* [WHAT TO DO]:
Repeat all of the material exactly as given.

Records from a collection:

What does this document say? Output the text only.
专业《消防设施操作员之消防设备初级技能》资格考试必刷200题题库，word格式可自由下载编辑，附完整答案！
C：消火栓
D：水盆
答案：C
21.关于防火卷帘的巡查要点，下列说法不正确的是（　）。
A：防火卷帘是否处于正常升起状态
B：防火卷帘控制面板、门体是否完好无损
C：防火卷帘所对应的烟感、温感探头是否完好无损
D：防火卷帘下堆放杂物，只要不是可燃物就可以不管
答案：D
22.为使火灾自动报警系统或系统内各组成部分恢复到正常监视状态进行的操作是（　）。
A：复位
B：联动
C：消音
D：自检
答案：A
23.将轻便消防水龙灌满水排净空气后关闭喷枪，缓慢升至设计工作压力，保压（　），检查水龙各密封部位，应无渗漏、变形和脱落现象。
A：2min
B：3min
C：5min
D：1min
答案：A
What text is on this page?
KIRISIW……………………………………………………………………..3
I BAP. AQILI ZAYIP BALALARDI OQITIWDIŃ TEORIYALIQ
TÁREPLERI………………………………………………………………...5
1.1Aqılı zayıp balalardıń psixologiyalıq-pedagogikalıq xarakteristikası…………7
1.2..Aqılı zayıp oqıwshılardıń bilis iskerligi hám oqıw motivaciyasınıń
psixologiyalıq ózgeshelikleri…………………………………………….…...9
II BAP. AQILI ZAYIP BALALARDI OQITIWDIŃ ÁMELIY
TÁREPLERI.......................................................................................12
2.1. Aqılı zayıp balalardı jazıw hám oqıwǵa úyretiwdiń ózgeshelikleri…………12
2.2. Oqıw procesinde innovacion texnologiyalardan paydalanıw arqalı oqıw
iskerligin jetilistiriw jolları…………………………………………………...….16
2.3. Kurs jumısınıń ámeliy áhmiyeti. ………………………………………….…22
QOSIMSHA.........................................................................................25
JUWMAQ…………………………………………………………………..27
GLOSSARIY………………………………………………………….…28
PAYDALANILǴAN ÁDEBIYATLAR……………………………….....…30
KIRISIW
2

* [THE ANSWER]:
What does this document say? Output the text only.
专业《消防设施操作员之消防设备初级技能》资格考试必刷200题题库，word格式可自由下载编辑，附完整答案！
C：消火栓
D：水盆
答案：C
21.关于防火卷帘的巡查要点，下列说法不正确的是（　）。
A：防火卷帘是否处于正常升起状态
B：防火卷帘控制面板、门体是否完好无损
C：防火卷帘所对应的烟感、温感探头是否完好无损
D：防火卷帘下堆放杂物，只要不是可燃物就可以不管
答案：D
22.为使火灾自动报警系统或系统内各组成部分恢复到正常监视状态进行的操作是（　）。
A：复位
B：联动
C：消音
D：自检
答案：A
23.将轻便消防水龙灌满水排净空气后关闭喷枪，缓慢升至设计工作压力，保压（　），检查水龙各密封部位，应无渗漏、变形和脱落现象。
A：2min
B：3min
C：5min
D：1min
答案：A
What text is on this page?
KIRISIW……………………………………………………………………..3
I BAP. AQILI ZAYIP BALALARDI OQITIWDIŃ TEORIYALIQ
TÁREPLERI………………………………………………………………...5
1.1Aqılı zayıp balalardıń psixologiyalıq-pedagogikalıq xarakteristikası…………7
1.2..Aqılı zayıp oqıwshılardıń bilis iskerligi hám oqıw motivaciyasınıń
psixologiyalıq ózgeshelikleri…………………………………………….…...9
II BAP. AQILI ZAYIP BALALARDI OQITIWDIŃ ÁMELIY
TÁREPLERI.......................................................................................12
2.1. Aqılı zayıp balalardı jazıw hám oqıwǵa úyretiwdiń ózgeshelikleri…………12
2.2. Oqıw procesinde innovacion texnologiyalardan paydalanıw arqalı oqıw
iskerligin jetilistiriw jolları…………………………………………………...….16
2.3. Kurs jumısınıń ámeliy áhmiyeti. ………………………………………….…22
QOSIMSHA.........................................................................................25
JUWMAQ…………………………………………………………………..27
GLOSSARIY………………………………………………………….…28
PAYDALANILǴAN ÁDEBIYATLAR……………………………….....…30
KIRISIW
2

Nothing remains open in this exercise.